PROBLEM TO SOLVE: Change every "table-row" to "data-row" in the listing from its first line through the line containing "row-label: DAS (78, 411, 149, 461)", and write those lines out again with nothing else altered.

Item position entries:
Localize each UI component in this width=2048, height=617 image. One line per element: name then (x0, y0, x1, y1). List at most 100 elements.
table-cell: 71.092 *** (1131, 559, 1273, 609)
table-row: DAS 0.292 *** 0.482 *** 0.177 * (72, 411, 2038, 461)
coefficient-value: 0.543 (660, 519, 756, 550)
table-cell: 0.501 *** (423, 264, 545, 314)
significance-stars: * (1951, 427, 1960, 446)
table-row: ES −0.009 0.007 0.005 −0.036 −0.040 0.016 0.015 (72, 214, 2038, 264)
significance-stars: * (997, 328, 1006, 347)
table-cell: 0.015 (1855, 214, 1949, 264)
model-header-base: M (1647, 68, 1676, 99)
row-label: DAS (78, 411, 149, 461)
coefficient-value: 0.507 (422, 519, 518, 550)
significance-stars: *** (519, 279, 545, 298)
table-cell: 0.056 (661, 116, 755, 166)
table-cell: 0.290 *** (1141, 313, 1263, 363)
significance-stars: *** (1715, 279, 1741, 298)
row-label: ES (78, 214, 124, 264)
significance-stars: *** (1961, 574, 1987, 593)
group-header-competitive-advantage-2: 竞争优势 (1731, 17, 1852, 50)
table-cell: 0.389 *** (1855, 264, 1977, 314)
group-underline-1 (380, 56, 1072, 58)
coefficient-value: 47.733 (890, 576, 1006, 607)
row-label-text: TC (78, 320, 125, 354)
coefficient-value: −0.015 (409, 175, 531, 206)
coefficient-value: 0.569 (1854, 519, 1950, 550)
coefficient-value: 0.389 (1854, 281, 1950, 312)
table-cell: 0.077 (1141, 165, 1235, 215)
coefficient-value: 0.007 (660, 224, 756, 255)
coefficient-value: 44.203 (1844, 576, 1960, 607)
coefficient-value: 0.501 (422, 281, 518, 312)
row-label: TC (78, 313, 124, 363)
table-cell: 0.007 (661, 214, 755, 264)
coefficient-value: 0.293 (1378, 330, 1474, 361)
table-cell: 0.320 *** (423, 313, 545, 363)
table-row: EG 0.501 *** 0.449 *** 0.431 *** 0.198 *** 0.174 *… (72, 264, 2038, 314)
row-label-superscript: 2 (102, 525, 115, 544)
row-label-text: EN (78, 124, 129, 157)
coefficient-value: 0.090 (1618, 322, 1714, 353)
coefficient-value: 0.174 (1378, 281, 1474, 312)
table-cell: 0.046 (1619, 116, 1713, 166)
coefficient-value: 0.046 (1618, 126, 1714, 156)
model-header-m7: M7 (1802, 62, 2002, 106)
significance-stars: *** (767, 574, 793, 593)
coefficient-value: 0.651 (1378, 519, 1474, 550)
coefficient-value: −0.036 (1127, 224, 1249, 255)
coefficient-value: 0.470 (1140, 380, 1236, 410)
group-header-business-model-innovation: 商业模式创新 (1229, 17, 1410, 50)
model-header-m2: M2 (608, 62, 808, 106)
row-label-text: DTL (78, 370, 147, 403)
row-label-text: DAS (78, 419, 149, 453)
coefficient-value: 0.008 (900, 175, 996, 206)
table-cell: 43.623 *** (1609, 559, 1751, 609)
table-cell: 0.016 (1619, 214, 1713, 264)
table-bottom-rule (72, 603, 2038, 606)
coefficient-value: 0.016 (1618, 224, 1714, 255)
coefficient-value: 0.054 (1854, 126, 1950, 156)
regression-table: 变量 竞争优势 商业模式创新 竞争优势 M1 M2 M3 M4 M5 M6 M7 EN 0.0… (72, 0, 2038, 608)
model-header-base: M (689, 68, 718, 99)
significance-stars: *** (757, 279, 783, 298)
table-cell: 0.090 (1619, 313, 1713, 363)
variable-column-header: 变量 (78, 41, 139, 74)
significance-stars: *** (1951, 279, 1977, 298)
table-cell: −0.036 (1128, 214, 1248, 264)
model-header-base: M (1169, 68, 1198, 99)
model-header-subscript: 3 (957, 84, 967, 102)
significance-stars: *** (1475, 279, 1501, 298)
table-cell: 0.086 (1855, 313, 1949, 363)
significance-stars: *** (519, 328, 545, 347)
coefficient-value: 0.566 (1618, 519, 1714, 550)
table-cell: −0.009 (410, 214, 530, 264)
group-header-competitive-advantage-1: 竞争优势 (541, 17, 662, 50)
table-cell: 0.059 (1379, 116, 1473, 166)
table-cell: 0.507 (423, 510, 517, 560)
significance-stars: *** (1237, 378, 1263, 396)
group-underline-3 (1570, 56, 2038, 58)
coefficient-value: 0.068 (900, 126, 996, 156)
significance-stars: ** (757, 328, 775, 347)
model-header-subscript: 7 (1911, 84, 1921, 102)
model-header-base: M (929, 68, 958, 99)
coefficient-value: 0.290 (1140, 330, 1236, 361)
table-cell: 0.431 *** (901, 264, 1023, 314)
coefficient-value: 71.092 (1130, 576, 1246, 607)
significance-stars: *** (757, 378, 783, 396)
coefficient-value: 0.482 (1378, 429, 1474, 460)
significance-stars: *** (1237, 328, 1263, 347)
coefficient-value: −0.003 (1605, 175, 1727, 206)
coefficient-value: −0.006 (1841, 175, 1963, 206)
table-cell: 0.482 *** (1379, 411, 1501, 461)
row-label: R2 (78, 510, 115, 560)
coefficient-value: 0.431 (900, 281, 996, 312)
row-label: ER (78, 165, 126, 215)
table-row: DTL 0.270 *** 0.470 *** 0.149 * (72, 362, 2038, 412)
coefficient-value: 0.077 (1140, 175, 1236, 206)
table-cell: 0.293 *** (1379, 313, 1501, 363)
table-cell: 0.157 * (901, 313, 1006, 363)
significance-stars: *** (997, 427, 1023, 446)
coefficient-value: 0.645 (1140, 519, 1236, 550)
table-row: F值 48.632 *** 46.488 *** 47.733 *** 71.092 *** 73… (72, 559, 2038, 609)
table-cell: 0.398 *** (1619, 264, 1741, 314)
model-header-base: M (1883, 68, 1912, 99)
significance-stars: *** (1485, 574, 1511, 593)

RESPONSE FOR THIS EXERCISE:
Localize each UI component in this width=2048, height=617 image. One line per element: name then (x0, y0, x1, y1). List at most 100 elements.
table-cell: 71.092 *** (1131, 559, 1273, 609)
data-row: DAS 0.292 *** 0.482 *** 0.177 * (72, 411, 2038, 461)
coefficient-value: 0.543 (660, 519, 756, 550)
table-cell: 0.501 *** (423, 264, 545, 314)
significance-stars: * (1951, 427, 1960, 446)
data-row: ES −0.009 0.007 0.005 −0.036 −0.040 0.016 0.015 (72, 214, 2038, 264)
significance-stars: * (997, 328, 1006, 347)
table-cell: 0.015 (1855, 214, 1949, 264)
model-header-base: M (1647, 68, 1676, 99)
row-label: DAS (78, 411, 149, 461)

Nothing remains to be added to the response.